Task: From the entries below, gather every line containing the string "title".

Given records:
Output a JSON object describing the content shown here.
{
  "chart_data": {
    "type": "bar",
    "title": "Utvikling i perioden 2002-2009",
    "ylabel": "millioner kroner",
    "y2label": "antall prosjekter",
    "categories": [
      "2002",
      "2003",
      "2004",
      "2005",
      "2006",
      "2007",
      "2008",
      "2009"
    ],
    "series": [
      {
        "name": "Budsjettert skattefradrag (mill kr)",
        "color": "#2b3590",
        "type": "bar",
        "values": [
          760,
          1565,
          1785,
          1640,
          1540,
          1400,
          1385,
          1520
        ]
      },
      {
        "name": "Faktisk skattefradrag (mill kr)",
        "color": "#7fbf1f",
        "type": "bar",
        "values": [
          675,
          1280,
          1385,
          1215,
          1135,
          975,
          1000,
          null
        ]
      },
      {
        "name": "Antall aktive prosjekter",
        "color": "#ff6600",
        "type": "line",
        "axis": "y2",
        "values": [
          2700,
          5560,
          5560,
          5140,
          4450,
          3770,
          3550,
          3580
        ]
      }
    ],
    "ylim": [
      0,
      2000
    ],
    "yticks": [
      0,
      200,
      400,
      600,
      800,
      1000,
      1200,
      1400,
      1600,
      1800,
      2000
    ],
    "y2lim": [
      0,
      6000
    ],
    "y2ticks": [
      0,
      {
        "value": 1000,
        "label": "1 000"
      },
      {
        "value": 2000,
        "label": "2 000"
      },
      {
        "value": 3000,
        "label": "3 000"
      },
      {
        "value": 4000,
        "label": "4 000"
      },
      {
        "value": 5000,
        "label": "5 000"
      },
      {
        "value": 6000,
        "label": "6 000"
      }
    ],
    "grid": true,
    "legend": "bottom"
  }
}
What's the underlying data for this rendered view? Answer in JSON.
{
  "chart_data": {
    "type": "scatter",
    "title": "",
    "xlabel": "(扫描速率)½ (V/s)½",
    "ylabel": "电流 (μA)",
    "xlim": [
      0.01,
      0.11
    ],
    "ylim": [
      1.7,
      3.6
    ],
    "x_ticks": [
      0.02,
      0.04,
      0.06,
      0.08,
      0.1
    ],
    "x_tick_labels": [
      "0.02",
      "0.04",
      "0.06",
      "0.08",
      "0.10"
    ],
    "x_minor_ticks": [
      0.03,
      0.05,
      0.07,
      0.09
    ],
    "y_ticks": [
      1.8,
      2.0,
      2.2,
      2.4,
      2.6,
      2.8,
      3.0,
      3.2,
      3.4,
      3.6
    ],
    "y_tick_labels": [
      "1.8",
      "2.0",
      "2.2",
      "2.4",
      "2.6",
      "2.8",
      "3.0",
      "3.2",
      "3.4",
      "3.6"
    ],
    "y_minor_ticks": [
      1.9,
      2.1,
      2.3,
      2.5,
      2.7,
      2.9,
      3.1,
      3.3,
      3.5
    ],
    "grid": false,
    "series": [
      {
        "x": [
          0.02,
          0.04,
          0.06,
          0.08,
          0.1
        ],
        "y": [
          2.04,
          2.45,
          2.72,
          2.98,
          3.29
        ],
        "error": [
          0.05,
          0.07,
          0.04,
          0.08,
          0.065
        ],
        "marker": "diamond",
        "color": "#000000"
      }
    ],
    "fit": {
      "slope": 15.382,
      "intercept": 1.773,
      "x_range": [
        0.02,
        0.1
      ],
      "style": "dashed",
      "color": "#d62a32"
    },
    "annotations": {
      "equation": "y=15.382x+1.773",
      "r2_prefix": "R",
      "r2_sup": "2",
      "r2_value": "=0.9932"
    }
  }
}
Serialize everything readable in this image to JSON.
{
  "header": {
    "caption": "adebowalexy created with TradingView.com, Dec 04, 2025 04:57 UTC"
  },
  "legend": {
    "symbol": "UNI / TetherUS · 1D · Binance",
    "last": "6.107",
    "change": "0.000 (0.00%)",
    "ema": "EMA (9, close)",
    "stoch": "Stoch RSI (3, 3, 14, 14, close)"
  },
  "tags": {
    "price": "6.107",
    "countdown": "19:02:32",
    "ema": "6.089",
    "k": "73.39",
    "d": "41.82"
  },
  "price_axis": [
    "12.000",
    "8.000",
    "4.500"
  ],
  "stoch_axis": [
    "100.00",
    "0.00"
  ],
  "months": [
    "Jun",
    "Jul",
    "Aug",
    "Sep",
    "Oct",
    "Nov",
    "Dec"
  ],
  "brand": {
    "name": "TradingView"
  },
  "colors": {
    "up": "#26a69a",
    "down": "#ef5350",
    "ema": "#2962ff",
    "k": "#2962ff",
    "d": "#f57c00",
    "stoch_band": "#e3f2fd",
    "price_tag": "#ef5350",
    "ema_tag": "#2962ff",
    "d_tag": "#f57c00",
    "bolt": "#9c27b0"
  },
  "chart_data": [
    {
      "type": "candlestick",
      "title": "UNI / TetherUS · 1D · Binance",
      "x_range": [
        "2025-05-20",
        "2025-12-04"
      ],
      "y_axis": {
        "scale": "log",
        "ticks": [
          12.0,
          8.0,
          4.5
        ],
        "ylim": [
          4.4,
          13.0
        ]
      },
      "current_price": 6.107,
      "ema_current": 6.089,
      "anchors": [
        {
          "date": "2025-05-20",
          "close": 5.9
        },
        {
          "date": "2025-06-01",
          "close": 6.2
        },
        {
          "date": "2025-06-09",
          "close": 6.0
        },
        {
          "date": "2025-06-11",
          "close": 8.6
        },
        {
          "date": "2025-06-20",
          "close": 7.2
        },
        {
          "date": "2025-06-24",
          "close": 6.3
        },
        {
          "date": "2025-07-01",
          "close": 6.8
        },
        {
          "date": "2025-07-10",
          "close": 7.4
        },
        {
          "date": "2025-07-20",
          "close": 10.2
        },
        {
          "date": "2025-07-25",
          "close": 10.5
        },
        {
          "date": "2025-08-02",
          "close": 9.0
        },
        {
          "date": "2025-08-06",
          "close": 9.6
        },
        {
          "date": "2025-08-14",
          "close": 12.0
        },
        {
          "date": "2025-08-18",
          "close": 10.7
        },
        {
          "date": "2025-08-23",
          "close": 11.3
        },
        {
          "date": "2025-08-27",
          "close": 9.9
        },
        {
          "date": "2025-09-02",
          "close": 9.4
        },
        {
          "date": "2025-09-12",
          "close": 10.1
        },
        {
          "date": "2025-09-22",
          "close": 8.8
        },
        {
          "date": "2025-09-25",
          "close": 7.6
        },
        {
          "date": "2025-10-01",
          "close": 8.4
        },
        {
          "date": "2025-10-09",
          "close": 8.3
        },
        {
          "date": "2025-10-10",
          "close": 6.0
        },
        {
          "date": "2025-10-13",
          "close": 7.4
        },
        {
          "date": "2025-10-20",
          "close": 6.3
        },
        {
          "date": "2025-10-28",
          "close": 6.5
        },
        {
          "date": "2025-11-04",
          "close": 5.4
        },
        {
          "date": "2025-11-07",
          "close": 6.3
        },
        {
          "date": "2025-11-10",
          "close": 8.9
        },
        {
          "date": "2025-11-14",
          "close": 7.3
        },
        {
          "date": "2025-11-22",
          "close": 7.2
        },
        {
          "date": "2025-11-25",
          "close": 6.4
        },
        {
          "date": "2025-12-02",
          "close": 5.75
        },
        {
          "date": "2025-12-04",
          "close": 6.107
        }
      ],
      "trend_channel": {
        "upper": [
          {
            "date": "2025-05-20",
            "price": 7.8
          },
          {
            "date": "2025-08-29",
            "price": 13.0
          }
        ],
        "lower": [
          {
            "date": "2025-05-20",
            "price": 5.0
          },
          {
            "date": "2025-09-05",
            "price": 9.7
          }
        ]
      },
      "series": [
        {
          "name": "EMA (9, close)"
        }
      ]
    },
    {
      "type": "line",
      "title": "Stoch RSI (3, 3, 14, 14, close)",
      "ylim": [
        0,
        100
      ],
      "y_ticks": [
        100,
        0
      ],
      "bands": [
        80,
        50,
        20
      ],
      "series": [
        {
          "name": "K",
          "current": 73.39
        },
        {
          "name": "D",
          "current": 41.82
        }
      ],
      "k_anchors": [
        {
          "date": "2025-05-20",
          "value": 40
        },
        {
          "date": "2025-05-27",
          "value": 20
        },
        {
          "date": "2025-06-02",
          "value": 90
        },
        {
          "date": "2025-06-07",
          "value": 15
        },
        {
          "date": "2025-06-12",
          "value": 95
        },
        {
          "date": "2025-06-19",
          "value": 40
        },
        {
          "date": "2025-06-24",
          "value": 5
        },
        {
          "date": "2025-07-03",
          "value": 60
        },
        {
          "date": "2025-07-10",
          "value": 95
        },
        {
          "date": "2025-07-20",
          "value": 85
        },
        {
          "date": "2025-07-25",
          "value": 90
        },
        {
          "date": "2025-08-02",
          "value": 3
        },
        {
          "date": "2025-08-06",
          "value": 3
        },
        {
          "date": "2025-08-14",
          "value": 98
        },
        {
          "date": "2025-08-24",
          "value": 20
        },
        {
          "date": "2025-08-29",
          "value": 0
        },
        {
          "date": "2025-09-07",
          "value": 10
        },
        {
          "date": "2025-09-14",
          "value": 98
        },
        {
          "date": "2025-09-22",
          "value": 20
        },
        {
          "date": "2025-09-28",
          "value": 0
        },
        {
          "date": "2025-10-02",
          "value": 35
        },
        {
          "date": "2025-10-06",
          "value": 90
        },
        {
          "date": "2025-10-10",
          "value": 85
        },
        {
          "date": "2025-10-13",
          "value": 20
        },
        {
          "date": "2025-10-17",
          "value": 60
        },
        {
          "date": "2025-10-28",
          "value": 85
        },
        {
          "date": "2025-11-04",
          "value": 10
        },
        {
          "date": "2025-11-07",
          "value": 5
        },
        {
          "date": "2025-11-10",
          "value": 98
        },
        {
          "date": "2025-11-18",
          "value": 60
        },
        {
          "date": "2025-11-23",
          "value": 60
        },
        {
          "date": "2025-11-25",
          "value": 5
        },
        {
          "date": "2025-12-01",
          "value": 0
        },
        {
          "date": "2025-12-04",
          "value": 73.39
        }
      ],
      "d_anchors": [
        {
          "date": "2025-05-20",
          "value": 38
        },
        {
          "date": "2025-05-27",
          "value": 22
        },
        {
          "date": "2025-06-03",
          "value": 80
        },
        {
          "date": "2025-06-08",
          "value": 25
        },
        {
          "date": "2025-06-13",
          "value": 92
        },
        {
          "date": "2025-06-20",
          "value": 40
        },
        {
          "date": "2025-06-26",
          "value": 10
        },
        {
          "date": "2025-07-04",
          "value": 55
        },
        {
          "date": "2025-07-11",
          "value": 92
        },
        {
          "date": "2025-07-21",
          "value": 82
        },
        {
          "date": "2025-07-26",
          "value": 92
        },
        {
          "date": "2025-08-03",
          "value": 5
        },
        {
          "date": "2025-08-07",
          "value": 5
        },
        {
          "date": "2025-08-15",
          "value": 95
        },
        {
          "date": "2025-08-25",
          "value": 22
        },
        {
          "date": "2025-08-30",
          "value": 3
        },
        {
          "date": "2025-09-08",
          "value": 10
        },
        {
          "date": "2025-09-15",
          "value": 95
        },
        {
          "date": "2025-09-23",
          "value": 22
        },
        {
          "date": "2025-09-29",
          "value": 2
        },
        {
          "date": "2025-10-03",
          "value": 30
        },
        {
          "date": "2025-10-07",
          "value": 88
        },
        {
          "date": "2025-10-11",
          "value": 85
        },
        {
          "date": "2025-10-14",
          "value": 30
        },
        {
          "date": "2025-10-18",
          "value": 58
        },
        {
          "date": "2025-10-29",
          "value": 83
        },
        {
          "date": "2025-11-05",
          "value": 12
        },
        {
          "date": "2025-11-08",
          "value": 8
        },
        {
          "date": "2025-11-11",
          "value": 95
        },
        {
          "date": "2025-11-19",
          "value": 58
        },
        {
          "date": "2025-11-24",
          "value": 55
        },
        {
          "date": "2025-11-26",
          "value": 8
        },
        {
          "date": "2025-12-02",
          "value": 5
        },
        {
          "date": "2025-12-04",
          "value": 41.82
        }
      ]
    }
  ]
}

Solution to this exercise:
    "title": "Utvikling i perioden 2002-2009",
    "title": "",
      "title": "UNI / TetherUS · 1D · Binance",
      "title": "Stoch RSI (3, 3, 14, 14, close)",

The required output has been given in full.